[Begin Data]

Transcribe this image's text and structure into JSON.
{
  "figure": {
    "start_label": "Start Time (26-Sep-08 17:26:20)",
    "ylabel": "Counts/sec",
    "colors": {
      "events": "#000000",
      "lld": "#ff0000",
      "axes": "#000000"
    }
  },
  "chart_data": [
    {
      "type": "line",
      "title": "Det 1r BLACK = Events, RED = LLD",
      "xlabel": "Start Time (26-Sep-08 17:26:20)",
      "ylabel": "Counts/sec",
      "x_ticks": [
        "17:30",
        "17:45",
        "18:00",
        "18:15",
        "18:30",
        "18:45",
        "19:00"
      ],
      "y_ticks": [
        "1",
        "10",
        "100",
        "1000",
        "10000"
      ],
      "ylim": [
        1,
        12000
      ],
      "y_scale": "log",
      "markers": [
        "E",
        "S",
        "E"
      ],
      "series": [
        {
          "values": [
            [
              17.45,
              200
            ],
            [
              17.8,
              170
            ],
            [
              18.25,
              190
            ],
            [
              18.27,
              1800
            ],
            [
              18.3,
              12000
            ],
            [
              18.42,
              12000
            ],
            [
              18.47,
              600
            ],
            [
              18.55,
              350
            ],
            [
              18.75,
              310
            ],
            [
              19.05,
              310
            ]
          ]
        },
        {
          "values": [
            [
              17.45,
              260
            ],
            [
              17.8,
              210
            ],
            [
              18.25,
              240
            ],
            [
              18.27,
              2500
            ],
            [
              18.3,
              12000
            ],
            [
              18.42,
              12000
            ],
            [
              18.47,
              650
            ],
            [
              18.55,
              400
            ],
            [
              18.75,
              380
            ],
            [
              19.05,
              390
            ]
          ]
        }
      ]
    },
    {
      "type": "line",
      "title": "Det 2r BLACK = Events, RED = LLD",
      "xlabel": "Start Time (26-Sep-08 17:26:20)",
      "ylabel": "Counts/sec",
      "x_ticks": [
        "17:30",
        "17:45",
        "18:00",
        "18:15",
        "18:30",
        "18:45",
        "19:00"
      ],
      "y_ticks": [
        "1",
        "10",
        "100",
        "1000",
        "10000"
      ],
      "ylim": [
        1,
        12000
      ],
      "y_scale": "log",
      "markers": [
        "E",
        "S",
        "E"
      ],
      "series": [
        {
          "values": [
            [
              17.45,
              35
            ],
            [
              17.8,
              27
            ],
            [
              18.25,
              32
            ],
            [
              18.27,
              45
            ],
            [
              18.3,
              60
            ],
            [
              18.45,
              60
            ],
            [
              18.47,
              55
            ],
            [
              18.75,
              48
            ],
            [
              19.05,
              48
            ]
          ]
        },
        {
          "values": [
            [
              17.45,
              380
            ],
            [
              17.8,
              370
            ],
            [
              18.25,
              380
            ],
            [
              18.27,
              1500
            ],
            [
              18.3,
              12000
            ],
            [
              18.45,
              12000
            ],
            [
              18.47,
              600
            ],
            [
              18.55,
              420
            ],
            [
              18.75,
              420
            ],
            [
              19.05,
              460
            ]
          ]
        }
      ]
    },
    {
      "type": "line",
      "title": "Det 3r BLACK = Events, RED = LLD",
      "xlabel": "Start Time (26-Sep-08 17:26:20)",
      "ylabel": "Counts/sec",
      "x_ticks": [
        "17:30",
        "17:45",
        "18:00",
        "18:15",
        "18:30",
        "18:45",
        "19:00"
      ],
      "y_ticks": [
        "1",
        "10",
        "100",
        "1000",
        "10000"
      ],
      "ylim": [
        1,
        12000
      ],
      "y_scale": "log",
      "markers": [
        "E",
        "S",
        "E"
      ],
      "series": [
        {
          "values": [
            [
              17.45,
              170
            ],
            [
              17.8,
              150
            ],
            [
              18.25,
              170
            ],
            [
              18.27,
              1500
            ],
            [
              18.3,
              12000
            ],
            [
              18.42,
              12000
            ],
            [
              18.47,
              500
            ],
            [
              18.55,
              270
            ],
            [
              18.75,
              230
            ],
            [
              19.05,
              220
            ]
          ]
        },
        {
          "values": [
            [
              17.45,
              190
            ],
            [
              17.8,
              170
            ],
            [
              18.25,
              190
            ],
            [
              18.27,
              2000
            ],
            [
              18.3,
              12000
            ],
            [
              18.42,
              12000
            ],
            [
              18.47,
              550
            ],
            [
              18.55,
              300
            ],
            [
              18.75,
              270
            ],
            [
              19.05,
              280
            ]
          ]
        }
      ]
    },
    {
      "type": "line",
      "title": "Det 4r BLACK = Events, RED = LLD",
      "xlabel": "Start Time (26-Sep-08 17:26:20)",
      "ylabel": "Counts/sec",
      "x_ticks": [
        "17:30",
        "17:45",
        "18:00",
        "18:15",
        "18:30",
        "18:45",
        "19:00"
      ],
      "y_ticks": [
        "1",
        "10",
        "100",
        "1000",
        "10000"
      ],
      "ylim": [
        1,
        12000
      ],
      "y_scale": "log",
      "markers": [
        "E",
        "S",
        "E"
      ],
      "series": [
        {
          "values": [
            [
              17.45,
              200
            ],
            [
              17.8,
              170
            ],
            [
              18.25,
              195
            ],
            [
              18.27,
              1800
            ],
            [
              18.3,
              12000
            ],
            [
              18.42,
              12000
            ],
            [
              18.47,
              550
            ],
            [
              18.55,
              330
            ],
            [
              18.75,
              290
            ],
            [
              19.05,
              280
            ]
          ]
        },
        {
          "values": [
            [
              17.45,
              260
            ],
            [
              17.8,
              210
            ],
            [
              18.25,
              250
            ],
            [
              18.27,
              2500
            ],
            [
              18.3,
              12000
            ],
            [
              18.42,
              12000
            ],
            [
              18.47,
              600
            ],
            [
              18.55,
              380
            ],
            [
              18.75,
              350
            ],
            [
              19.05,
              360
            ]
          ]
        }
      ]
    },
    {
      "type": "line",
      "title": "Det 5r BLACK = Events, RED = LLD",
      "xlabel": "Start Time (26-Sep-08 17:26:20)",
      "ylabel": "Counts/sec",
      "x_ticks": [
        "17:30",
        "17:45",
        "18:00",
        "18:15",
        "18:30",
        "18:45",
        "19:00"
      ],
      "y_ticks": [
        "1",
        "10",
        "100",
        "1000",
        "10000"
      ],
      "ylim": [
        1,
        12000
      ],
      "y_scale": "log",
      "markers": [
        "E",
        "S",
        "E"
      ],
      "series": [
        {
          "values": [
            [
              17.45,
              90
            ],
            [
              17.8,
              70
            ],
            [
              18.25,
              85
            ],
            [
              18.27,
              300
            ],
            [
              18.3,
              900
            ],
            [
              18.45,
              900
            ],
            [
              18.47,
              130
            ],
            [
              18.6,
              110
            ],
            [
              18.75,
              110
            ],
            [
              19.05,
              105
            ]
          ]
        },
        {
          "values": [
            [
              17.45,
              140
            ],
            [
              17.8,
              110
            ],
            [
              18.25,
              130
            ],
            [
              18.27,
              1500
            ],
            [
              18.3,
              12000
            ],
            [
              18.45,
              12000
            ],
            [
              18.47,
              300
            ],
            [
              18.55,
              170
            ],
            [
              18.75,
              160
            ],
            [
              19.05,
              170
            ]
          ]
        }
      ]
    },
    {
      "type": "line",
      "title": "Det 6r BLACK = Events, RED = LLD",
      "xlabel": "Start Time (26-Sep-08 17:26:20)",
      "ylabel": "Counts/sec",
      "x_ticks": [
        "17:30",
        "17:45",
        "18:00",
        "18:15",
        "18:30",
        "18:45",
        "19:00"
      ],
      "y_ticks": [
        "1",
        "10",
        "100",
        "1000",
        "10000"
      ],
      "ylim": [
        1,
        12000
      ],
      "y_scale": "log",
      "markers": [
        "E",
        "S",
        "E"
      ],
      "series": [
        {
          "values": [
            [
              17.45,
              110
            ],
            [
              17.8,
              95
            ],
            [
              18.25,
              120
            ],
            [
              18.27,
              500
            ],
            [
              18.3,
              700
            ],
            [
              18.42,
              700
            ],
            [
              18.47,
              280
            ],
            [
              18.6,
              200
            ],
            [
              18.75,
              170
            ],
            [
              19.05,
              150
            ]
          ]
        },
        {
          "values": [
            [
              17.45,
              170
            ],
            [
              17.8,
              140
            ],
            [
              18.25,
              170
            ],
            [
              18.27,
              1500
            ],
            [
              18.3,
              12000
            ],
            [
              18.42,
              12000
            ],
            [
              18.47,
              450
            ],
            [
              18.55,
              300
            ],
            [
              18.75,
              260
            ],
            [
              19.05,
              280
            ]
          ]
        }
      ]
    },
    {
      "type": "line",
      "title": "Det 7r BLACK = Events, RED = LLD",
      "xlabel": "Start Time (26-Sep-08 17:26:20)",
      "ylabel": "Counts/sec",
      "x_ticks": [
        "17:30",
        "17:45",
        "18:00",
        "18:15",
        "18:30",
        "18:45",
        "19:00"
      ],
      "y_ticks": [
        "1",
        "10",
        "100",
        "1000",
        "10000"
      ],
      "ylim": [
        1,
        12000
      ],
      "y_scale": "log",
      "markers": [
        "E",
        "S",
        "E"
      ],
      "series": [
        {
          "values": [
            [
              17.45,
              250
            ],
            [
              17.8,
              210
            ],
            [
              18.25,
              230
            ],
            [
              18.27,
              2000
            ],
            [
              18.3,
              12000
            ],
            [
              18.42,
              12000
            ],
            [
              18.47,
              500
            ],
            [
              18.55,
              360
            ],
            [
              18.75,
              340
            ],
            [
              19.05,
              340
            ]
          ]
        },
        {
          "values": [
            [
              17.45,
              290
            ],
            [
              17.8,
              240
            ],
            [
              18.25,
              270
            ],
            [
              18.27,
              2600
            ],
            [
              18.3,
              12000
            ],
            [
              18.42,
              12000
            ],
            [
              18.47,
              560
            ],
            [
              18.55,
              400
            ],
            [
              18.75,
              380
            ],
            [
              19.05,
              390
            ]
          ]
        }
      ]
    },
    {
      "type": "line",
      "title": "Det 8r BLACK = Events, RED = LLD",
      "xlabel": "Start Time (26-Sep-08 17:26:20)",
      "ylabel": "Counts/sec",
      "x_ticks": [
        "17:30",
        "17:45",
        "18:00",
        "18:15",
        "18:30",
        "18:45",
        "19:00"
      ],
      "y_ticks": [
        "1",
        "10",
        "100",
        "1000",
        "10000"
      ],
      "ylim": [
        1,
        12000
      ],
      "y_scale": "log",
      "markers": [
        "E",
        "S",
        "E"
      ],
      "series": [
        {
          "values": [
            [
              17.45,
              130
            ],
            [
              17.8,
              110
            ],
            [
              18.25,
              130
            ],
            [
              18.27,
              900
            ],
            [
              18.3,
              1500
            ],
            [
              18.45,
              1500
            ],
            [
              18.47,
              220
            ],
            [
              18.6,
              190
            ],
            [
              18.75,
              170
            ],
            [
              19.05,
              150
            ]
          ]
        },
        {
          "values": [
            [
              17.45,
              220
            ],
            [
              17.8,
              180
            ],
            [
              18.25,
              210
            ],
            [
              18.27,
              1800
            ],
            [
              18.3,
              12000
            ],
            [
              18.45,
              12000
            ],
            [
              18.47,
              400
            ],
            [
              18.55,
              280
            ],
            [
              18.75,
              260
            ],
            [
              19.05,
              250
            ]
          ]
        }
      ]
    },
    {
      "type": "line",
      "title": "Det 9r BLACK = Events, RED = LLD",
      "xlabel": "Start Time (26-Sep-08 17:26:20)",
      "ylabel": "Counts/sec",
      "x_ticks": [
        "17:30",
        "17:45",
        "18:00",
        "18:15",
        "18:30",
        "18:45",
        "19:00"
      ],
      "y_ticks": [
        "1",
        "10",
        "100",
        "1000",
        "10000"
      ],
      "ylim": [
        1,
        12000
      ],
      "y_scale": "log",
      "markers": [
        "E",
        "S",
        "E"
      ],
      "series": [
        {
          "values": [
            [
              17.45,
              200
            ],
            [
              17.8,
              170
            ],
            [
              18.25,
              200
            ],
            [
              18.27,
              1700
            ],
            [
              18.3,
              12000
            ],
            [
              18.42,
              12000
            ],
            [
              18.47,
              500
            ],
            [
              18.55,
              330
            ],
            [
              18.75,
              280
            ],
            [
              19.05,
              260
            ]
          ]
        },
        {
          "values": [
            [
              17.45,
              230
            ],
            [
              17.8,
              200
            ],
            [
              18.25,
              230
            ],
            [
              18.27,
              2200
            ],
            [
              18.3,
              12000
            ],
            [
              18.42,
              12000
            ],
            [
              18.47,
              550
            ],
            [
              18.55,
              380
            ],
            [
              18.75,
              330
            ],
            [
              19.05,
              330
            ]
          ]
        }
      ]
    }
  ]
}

[End Data]

* Problem to work on
Identify every line where the string "BLACK" appears.

* Completed exercise
      "title": "Det 1r BLACK = Events, RED = LLD",
      "title": "Det 2r BLACK = Events, RED = LLD",
      "title": "Det 3r BLACK = Events, RED = LLD",
      "title": "Det 4r BLACK = Events, RED = LLD",
      "title": "Det 5r BLACK = Events, RED = LLD",
      "title": "Det 6r BLACK = Events, RED = LLD",
      "title": "Det 7r BLACK = Events, RED = LLD",
      "title": "Det 8r BLACK = Events, RED = LLD",
      "title": "Det 9r BLACK = Events, RED = LLD",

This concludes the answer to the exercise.